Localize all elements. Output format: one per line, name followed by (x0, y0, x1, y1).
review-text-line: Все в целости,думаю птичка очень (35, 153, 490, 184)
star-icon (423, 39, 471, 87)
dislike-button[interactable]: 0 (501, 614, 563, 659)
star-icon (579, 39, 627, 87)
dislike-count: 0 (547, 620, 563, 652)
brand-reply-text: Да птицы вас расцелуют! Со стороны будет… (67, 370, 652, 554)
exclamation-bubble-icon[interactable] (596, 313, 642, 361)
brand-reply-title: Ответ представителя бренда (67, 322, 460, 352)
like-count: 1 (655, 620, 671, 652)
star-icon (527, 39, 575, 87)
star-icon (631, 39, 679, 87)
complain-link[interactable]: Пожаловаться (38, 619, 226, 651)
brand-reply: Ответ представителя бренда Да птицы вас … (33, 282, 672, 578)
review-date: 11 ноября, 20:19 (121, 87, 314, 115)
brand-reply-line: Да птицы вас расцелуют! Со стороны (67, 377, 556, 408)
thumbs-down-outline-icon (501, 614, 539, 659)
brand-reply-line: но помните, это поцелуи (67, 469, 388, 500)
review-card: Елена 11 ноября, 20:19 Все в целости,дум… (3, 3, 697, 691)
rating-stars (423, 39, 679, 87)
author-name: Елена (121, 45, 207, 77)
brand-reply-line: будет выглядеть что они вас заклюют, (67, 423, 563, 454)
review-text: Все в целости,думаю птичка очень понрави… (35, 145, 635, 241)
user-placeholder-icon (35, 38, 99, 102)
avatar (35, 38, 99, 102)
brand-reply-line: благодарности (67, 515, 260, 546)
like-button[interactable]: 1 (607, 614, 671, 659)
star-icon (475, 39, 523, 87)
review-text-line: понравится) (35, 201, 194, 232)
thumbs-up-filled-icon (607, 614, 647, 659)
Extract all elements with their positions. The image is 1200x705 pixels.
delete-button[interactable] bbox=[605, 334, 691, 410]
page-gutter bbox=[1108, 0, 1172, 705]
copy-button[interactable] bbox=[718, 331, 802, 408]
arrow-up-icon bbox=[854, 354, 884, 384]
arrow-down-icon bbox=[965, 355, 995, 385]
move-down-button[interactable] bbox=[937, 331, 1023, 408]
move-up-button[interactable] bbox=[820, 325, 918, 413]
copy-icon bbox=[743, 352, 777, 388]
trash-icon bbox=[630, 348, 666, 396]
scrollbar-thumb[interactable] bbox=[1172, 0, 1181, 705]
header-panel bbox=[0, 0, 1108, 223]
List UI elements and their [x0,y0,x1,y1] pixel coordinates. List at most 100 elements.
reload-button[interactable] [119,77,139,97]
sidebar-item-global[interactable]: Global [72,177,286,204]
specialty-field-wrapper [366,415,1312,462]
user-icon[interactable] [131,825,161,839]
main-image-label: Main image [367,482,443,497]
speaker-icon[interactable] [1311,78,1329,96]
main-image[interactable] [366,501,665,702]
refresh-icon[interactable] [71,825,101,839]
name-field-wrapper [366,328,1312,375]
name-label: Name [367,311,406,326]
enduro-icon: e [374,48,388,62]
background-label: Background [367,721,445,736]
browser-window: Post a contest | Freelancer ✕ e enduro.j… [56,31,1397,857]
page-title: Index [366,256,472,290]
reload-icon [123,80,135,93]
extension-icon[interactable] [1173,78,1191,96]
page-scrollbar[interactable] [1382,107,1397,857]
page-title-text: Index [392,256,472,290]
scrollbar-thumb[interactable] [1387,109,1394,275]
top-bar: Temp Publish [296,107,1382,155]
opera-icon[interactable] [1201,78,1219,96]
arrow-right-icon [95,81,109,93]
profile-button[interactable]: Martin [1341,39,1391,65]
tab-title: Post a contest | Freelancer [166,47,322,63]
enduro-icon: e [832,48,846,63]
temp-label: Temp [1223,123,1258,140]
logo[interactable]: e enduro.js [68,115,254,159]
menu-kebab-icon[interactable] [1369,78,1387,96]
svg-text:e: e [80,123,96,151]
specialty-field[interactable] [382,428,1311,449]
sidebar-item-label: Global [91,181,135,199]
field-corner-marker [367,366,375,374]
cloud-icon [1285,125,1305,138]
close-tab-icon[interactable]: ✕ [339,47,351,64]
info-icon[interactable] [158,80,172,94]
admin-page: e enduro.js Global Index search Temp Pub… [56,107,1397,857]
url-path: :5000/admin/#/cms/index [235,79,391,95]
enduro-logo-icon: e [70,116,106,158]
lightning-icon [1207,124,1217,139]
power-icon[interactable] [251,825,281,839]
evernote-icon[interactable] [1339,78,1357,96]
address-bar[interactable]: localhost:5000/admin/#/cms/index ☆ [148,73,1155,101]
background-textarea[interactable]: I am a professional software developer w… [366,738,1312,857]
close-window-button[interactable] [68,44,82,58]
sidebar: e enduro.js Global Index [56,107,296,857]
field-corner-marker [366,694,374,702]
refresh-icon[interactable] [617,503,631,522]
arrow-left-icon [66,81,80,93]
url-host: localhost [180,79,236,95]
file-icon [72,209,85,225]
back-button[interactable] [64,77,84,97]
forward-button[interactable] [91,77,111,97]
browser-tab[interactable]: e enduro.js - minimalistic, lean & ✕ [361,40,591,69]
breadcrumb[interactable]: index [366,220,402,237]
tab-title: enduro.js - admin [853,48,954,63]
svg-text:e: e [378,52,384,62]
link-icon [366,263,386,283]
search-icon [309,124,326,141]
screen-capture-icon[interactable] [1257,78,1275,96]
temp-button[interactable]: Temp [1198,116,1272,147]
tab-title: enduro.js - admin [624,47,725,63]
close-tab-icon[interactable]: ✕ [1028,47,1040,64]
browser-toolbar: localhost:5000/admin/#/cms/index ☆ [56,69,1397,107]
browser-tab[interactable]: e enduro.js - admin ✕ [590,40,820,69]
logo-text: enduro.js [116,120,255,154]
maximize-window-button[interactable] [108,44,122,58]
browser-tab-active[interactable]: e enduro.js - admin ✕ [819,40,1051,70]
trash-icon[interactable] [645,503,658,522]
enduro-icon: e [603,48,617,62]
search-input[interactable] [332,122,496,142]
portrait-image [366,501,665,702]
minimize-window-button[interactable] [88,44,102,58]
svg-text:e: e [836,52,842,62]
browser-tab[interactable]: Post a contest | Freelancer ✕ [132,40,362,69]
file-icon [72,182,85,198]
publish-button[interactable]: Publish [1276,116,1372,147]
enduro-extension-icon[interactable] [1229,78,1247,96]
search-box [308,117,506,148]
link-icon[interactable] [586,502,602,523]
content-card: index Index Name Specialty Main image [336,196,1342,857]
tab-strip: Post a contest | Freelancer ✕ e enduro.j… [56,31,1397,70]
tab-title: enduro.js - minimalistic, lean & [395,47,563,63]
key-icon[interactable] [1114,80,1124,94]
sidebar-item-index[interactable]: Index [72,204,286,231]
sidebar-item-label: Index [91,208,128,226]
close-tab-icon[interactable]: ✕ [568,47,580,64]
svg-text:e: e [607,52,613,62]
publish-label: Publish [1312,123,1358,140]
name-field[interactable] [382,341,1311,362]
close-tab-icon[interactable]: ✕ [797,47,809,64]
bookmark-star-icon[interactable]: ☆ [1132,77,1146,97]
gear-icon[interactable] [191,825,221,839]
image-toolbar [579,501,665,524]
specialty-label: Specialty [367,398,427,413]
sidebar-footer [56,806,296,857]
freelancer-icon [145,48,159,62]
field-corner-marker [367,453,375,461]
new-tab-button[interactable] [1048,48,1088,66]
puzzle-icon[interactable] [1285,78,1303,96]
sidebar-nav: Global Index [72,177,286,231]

Exercise >>
Copy out every line of the records above, character for character.

Answer for this exercise >>
Localize all elements. Output format: one per line, name followed by (x0, y0, x1, y1).
review-text-line: Все в целости,думаю птичка очень (35, 153, 490, 184)
star-icon (423, 39, 471, 87)
dislike-button[interactable]: 0 (501, 614, 563, 659)
star-icon (579, 39, 627, 87)
dislike-count: 0 (547, 620, 563, 652)
brand-reply-text: Да птицы вас расцелуют! Со стороны будет… (67, 370, 652, 554)
exclamation-bubble-icon[interactable] (596, 313, 642, 361)
brand-reply-title: Ответ представителя бренда (67, 322, 460, 352)
like-count: 1 (655, 620, 671, 652)
star-icon (527, 39, 575, 87)
star-icon (631, 39, 679, 87)
complain-link[interactable]: Пожаловаться (38, 619, 226, 651)
brand-reply: Ответ представителя бренда Да птицы вас … (33, 282, 672, 578)
review-date: 11 ноября, 20:19 (121, 87, 314, 115)
brand-reply-line: Да птицы вас расцелуют! Со стороны (67, 377, 556, 408)
thumbs-down-outline-icon (501, 614, 539, 659)
brand-reply-line: но помните, это поцелуи (67, 469, 388, 500)
review-card: Елена 11 ноября, 20:19 Все в целости,дум… (3, 3, 697, 691)
rating-stars (423, 39, 679, 87)
author-name: Елена (121, 45, 207, 77)
brand-reply-line: будет выглядеть что они вас заклюют, (67, 423, 563, 454)
review-text: Все в целости,думаю птичка очень понрави… (35, 145, 635, 241)
user-placeholder-icon (35, 38, 99, 102)
avatar (35, 38, 99, 102)
brand-reply-line: благодарности (67, 515, 260, 546)
like-button[interactable]: 1 (607, 614, 671, 659)
star-icon (475, 39, 523, 87)
review-text-line: понравится) (35, 201, 194, 232)
thumbs-up-filled-icon (607, 614, 647, 659)
Extract all elements with their positions. The image is 1200x705 pixels.
delete-button[interactable] bbox=[605, 334, 691, 410]
page-gutter bbox=[1108, 0, 1172, 705]
copy-button[interactable] bbox=[718, 331, 802, 408]
arrow-up-icon bbox=[854, 354, 884, 384]
arrow-down-icon bbox=[965, 355, 995, 385]
move-down-button[interactable] bbox=[937, 331, 1023, 408]
move-up-button[interactable] bbox=[820, 325, 918, 413]
copy-icon bbox=[743, 352, 777, 388]
trash-icon bbox=[630, 348, 666, 396]
scrollbar-thumb[interactable] bbox=[1172, 0, 1181, 705]
header-panel bbox=[0, 0, 1108, 223]
List UI elements and their [x0,y0,x1,y1] pixel coordinates. List at most 100 elements.
reload-button[interactable] [119,77,139,97]
sidebar-item-global[interactable]: Global [72,177,286,204]
specialty-field-wrapper [366,415,1312,462]
user-icon[interactable] [131,825,161,839]
main-image-label: Main image [367,482,443,497]
speaker-icon[interactable] [1311,78,1329,96]
main-image[interactable] [366,501,665,702]
refresh-icon[interactable] [71,825,101,839]
name-field-wrapper [366,328,1312,375]
name-label: Name [367,311,406,326]
enduro-icon: e [374,48,388,62]
background-label: Background [367,721,445,736]
browser-window: Post a contest | Freelancer ✕ e enduro.j… [56,31,1397,857]
page-title: Index [366,256,472,290]
reload-icon [123,80,135,93]
extension-icon[interactable] [1173,78,1191,96]
page-scrollbar[interactable] [1382,107,1397,857]
page-title-text: Index [392,256,472,290]
scrollbar-thumb[interactable] [1387,109,1394,275]
top-bar: Temp Publish [296,107,1382,155]
opera-icon[interactable] [1201,78,1219,96]
arrow-right-icon [95,81,109,93]
profile-button[interactable]: Martin [1341,39,1391,65]
tab-title: Post a contest | Freelancer [166,47,322,63]
enduro-icon: e [832,48,846,63]
temp-label: Temp [1223,123,1258,140]
logo[interactable]: e enduro.js [68,115,254,159]
menu-kebab-icon[interactable] [1369,78,1387,96]
svg-text:e: e [80,123,96,151]
specialty-field[interactable] [382,428,1311,449]
sidebar-item-label: Global [91,181,135,199]
field-corner-marker [367,366,375,374]
cloud-icon [1285,125,1305,138]
close-tab-icon[interactable]: ✕ [339,47,351,64]
info-icon[interactable] [158,80,172,94]
admin-page: e enduro.js Global Index search Temp Pub… [56,107,1397,857]
url-path: :5000/admin/#/cms/index [235,79,391,95]
enduro-logo-icon: e [70,116,106,158]
lightning-icon [1207,124,1217,139]
power-icon[interactable] [251,825,281,839]
evernote-icon[interactable] [1339,78,1357,96]
address-bar[interactable]: localhost:5000/admin/#/cms/index ☆ [148,73,1155,101]
background-textarea[interactable]: I am a professional software developer w… [366,738,1312,857]
close-window-button[interactable] [68,44,82,58]
sidebar: e enduro.js Global Index [56,107,296,857]
field-corner-marker [366,694,374,702]
refresh-icon[interactable] [617,503,631,522]
arrow-left-icon [66,81,80,93]
url-host: localhost [180,79,236,95]
file-icon [72,209,85,225]
back-button[interactable] [64,77,84,97]
forward-button[interactable] [91,77,111,97]
browser-tab[interactable]: e enduro.js - minimalistic, lean & ✕ [361,40,591,69]
breadcrumb[interactable]: index [366,220,402,237]
tab-title: enduro.js - admin [853,48,954,63]
svg-text:e: e [378,52,384,62]
link-icon [366,263,386,283]
search-icon [309,124,326,141]
screen-capture-icon[interactable] [1257,78,1275,96]
temp-button[interactable]: Temp [1198,116,1272,147]
tab-title: enduro.js - admin [624,47,725,63]
close-tab-icon[interactable]: ✕ [1028,47,1040,64]
browser-toolbar: localhost:5000/admin/#/cms/index ☆ [56,69,1397,107]
browser-tab[interactable]: e enduro.js - admin ✕ [590,40,820,69]
logo-text: enduro.js [116,120,255,154]
maximize-window-button[interactable] [108,44,122,58]
browser-tab-active[interactable]: e enduro.js - admin ✕ [819,40,1051,70]
trash-icon[interactable] [645,503,658,522]
enduro-icon: e [603,48,617,62]
search-input[interactable] [332,122,496,142]
portrait-image [366,501,665,702]
minimize-window-button[interactable] [88,44,102,58]
svg-text:e: e [836,52,842,62]
browser-tab[interactable]: Post a contest | Freelancer ✕ [132,40,362,69]
file-icon [72,182,85,198]
publish-button[interactable]: Publish [1276,116,1372,147]
enduro-extension-icon[interactable] [1229,78,1247,96]
search-box [308,117,506,148]
link-icon[interactable] [586,502,602,523]
content-card: index Index Name Specialty Main image [336,196,1342,857]
tab-strip: Post a contest | Freelancer ✕ e enduro.j… [56,31,1397,70]
tab-title: enduro.js - minimalistic, lean & [395,47,563,63]
key-icon[interactable] [1114,80,1124,94]
sidebar-item-index[interactable]: Index [72,204,286,231]
sidebar-item-label: Index [91,208,128,226]
close-tab-icon[interactable]: ✕ [568,47,580,64]
svg-text:e: e [607,52,613,62]
publish-label: Publish [1312,123,1358,140]
name-field[interactable] [382,341,1311,362]
close-tab-icon[interactable]: ✕ [797,47,809,64]
bookmark-star-icon[interactable]: ☆ [1132,77,1146,97]
gear-icon[interactable] [191,825,221,839]
image-toolbar [579,501,665,524]
specialty-label: Specialty [367,398,427,413]
sidebar-footer [56,806,296,857]
freelancer-icon [145,48,159,62]
field-corner-marker [367,453,375,461]
new-tab-button[interactable] [1048,48,1088,66]
puzzle-icon[interactable] [1285,78,1303,96]
sidebar-nav: Global Index [72,177,286,231]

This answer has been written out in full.